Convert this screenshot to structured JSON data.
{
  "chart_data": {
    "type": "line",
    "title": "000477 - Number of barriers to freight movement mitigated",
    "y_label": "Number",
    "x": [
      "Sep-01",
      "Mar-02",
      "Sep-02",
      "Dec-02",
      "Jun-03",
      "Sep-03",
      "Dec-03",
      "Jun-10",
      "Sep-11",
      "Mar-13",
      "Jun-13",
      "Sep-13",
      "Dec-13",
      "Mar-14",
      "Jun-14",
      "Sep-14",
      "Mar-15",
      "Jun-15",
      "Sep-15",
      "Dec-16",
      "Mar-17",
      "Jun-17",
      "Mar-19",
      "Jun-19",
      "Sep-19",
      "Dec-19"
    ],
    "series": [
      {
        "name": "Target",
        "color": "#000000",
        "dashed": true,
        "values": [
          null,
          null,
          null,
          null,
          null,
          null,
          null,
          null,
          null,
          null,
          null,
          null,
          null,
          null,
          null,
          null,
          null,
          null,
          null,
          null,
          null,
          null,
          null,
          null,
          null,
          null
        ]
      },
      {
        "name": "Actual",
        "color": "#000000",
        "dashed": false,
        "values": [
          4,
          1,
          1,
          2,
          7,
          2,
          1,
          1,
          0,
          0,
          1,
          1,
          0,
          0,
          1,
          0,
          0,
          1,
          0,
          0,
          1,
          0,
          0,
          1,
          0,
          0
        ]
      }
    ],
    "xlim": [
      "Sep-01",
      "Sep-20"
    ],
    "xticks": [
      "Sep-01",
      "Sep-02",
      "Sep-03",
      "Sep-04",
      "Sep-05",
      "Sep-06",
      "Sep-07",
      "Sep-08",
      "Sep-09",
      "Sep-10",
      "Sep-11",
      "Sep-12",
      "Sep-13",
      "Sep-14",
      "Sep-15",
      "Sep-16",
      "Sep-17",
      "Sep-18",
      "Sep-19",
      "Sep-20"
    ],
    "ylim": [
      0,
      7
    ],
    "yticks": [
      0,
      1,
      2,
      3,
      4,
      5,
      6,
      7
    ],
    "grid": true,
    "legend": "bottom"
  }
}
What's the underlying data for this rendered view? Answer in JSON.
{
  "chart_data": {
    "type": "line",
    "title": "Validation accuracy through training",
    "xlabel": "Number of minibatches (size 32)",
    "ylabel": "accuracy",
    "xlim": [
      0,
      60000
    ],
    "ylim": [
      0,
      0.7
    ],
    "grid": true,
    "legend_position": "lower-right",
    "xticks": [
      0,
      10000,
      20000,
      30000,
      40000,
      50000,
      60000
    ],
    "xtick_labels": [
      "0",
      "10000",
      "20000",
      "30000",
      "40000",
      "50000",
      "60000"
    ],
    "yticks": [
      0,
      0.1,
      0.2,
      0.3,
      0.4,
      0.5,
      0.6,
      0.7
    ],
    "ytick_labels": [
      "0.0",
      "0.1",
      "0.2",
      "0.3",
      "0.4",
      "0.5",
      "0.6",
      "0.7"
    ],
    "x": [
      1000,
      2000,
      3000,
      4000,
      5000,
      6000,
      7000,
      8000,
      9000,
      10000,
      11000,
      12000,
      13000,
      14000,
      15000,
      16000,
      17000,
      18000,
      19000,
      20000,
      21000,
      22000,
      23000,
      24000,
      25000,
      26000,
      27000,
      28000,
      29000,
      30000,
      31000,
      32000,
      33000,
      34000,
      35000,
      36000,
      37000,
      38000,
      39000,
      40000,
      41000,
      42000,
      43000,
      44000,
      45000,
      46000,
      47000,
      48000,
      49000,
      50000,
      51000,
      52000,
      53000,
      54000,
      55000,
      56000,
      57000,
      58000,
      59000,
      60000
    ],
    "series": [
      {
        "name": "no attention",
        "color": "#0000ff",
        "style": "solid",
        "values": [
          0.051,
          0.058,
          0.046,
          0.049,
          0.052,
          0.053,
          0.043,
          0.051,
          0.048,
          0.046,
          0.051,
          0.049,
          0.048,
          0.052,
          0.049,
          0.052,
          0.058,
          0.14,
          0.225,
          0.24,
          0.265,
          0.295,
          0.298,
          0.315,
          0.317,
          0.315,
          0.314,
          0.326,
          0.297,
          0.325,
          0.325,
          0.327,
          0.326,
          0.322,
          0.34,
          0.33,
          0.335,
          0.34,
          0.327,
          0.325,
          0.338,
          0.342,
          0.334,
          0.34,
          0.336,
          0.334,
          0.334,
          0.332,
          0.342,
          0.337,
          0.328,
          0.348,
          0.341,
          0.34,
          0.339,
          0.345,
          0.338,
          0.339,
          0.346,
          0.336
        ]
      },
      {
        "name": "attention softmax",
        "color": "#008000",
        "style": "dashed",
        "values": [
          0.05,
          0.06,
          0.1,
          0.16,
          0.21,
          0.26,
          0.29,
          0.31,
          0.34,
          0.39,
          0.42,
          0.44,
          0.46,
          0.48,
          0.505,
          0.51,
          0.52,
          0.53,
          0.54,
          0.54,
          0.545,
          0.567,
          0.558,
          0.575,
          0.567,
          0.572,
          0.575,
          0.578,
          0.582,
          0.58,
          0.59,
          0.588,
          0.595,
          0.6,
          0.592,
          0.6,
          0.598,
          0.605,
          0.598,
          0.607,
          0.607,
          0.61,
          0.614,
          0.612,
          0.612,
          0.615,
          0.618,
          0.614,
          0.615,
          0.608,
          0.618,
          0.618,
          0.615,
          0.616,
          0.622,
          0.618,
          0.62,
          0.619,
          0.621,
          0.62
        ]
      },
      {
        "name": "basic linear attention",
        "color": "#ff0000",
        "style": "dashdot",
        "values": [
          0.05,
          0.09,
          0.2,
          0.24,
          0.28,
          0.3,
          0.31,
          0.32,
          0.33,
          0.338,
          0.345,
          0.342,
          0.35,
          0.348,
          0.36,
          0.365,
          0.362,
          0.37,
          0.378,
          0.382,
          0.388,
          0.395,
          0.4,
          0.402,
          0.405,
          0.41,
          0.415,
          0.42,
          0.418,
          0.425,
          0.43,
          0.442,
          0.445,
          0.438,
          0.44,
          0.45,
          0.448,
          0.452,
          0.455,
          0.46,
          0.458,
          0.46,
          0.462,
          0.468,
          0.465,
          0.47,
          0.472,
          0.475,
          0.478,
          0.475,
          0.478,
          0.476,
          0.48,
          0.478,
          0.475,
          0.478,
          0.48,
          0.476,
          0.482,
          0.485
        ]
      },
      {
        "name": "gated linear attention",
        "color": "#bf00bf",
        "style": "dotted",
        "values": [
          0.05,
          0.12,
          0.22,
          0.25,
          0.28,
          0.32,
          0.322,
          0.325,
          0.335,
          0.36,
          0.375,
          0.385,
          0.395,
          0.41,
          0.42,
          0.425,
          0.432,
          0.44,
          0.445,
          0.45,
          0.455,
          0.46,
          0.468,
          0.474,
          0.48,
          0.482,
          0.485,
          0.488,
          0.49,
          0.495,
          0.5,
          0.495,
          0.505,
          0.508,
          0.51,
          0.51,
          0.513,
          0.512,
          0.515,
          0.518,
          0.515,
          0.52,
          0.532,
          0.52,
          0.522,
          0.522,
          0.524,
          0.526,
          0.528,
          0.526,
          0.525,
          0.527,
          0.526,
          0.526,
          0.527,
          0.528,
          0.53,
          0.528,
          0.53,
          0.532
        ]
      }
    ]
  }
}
###
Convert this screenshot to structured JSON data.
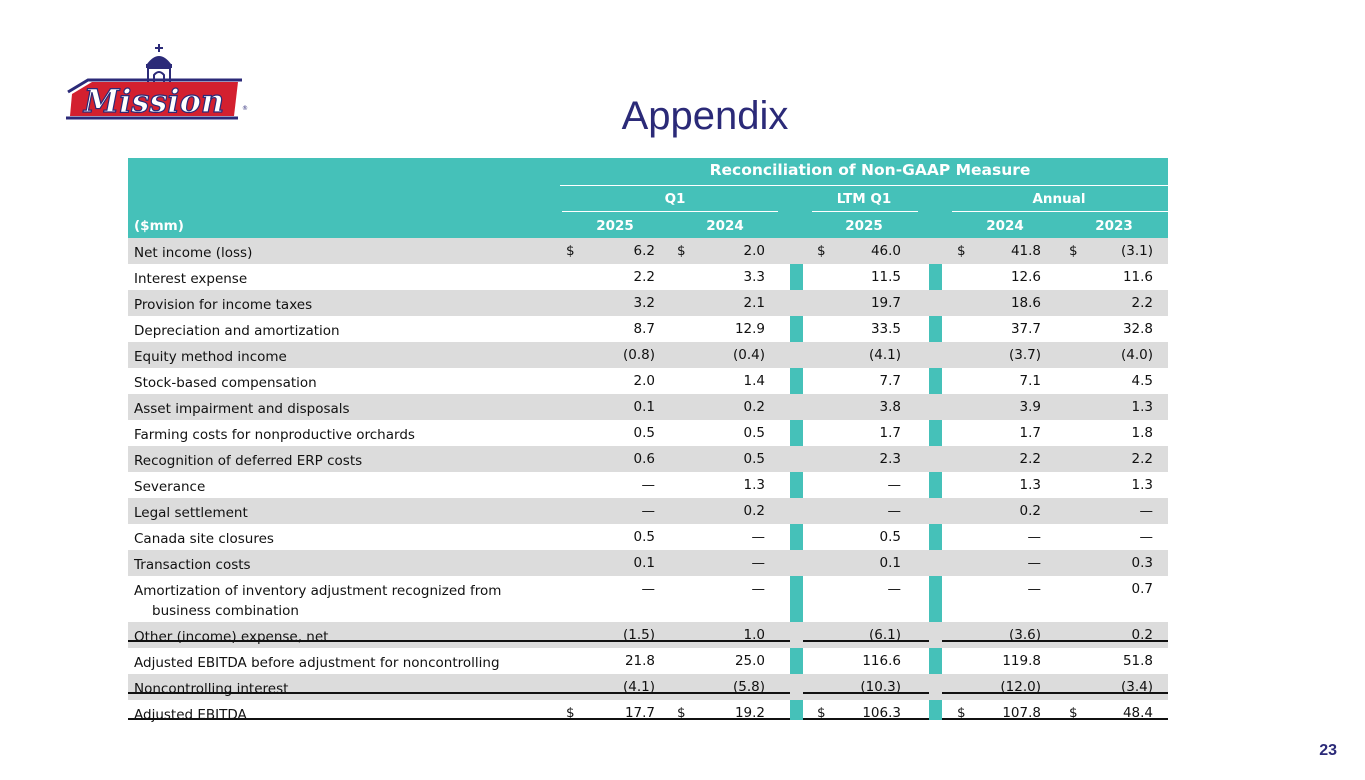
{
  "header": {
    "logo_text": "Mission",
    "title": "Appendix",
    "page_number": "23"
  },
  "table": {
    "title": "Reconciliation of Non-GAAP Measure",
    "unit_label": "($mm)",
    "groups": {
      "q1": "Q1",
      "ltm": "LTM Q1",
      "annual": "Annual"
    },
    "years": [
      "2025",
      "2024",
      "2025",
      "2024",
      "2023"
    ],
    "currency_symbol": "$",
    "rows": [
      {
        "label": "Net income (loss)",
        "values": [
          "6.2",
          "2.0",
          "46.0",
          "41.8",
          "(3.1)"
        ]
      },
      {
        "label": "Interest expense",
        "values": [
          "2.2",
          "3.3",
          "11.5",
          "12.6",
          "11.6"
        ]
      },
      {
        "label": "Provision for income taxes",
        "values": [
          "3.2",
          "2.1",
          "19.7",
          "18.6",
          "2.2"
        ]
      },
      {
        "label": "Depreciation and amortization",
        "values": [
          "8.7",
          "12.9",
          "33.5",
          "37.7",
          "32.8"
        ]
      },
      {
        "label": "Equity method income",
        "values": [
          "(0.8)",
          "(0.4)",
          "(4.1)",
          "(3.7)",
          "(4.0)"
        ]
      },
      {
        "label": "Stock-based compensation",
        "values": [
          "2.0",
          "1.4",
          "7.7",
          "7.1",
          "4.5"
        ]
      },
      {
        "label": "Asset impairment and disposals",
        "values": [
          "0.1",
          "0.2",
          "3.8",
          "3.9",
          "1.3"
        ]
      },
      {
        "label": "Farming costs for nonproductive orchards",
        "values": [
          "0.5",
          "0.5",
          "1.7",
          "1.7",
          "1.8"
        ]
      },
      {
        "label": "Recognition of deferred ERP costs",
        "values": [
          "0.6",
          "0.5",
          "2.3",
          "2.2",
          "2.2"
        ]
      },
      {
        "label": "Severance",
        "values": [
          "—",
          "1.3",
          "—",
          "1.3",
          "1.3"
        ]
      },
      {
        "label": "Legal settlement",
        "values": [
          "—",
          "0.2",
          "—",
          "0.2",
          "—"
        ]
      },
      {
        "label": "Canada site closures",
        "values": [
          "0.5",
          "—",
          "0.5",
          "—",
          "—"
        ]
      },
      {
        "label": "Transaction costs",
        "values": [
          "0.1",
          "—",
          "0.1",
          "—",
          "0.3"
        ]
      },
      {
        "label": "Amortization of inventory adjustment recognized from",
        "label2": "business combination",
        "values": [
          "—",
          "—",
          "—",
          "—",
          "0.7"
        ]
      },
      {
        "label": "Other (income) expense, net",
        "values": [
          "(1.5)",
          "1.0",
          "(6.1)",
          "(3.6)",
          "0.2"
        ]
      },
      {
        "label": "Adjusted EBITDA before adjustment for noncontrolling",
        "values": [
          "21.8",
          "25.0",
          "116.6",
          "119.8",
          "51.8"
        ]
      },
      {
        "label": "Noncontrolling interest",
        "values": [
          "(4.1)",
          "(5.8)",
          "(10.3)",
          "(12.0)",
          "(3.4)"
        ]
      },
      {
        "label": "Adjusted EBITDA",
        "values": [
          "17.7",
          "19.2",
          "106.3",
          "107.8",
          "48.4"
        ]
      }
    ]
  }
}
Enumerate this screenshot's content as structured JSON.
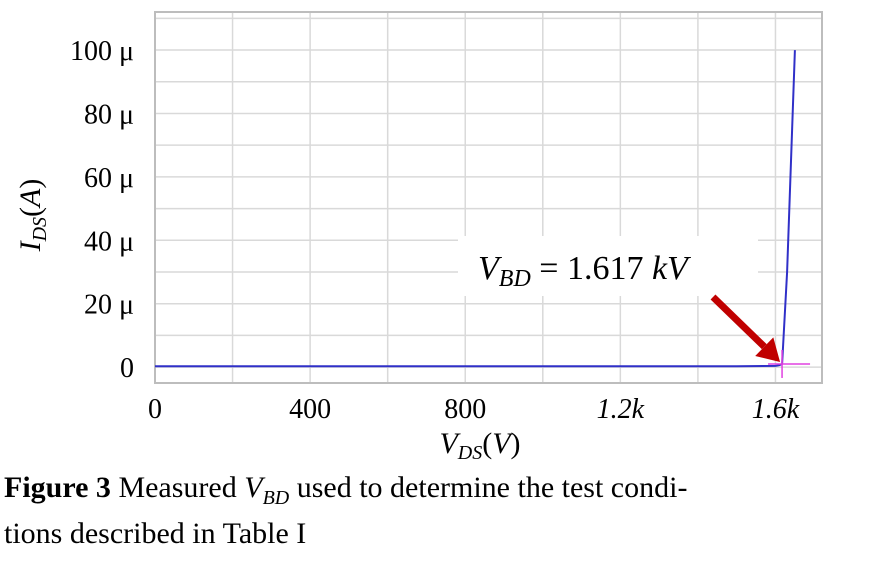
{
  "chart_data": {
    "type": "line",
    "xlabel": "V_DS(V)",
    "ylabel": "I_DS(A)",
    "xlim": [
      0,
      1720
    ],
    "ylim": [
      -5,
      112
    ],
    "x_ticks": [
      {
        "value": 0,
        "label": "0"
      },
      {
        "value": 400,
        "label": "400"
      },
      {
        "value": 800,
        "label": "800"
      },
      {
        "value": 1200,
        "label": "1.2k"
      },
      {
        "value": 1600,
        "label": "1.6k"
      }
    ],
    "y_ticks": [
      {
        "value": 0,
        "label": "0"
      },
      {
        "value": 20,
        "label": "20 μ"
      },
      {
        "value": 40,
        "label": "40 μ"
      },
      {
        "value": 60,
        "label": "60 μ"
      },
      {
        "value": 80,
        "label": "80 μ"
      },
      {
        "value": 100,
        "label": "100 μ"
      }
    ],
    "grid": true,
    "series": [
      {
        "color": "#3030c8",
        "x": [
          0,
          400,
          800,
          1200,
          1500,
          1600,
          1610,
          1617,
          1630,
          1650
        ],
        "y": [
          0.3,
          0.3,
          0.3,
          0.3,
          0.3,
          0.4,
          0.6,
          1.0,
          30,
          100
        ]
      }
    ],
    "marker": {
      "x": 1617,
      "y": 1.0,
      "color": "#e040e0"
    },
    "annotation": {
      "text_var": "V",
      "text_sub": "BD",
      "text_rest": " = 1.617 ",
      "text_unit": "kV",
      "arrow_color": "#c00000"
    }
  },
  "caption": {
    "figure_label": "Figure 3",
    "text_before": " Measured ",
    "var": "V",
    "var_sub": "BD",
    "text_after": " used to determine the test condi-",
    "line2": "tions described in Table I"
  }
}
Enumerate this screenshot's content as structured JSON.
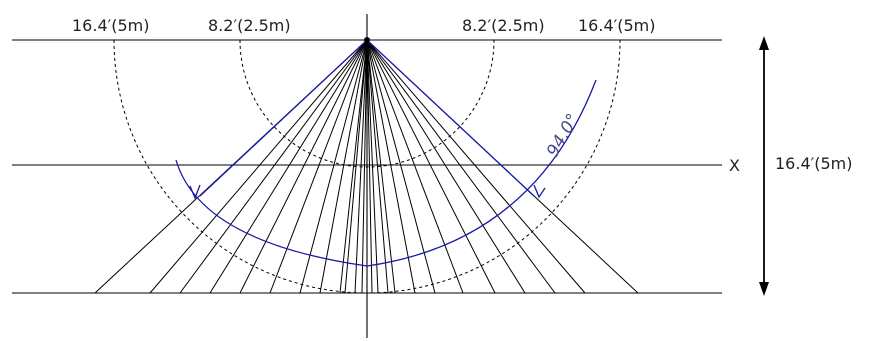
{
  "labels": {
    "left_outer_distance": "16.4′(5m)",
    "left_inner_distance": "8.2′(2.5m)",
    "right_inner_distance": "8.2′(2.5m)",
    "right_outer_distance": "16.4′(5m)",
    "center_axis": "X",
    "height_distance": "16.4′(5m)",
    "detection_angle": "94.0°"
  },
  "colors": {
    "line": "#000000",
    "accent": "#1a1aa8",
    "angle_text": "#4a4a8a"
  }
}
###
SET EXERCISE:
Out of the material above, select every line that holds the string "costs".

CORRECT ANSWER:
        "label": "Farming costs for nonproductive orchards",
        "label": "Recognition of deferred ERP costs",
        "label": "Transaction costs",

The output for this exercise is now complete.